══ Entries supplied
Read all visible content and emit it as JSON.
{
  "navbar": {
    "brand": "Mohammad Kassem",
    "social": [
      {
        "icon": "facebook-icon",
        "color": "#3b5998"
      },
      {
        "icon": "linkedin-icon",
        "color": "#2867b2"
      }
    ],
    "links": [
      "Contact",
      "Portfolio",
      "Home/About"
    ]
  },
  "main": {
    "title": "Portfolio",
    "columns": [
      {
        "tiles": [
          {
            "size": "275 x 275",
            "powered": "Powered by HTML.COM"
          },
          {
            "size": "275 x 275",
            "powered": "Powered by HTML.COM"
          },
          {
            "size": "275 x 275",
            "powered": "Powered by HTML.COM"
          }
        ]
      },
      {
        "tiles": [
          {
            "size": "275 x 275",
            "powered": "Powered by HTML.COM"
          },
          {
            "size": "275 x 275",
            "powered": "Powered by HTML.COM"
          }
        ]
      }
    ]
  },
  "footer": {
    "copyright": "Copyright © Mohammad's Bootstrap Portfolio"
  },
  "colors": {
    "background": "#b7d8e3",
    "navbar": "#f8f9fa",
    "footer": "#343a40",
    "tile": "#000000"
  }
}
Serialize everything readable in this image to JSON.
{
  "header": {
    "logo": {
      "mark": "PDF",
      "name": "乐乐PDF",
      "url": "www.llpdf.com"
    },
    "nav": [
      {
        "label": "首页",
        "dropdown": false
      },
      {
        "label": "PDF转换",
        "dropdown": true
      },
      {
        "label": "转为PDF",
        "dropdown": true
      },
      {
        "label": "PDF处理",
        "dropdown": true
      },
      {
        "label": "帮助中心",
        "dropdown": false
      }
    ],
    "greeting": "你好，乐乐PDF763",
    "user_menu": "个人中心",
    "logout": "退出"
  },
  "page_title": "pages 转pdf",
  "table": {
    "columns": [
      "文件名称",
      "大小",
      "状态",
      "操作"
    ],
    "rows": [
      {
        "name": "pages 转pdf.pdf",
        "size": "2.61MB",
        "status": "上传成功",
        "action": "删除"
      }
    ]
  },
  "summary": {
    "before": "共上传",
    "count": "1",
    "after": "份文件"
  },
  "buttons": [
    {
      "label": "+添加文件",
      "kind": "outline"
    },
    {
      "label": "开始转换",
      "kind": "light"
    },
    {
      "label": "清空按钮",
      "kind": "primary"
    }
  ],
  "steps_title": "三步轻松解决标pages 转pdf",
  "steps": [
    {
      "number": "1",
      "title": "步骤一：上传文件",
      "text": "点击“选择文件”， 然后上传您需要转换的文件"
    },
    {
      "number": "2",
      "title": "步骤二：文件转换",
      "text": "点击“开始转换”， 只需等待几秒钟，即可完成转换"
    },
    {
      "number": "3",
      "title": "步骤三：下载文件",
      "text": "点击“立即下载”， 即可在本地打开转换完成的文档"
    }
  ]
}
════
— Instruction —
Copy out each line in the preceding records that contains "转pdf".

— Full response —
  "page_title": "pages 转pdf",
        "name": "pages 转pdf.pdf",
  "steps_title": "三步轻松解决标pages 转pdf",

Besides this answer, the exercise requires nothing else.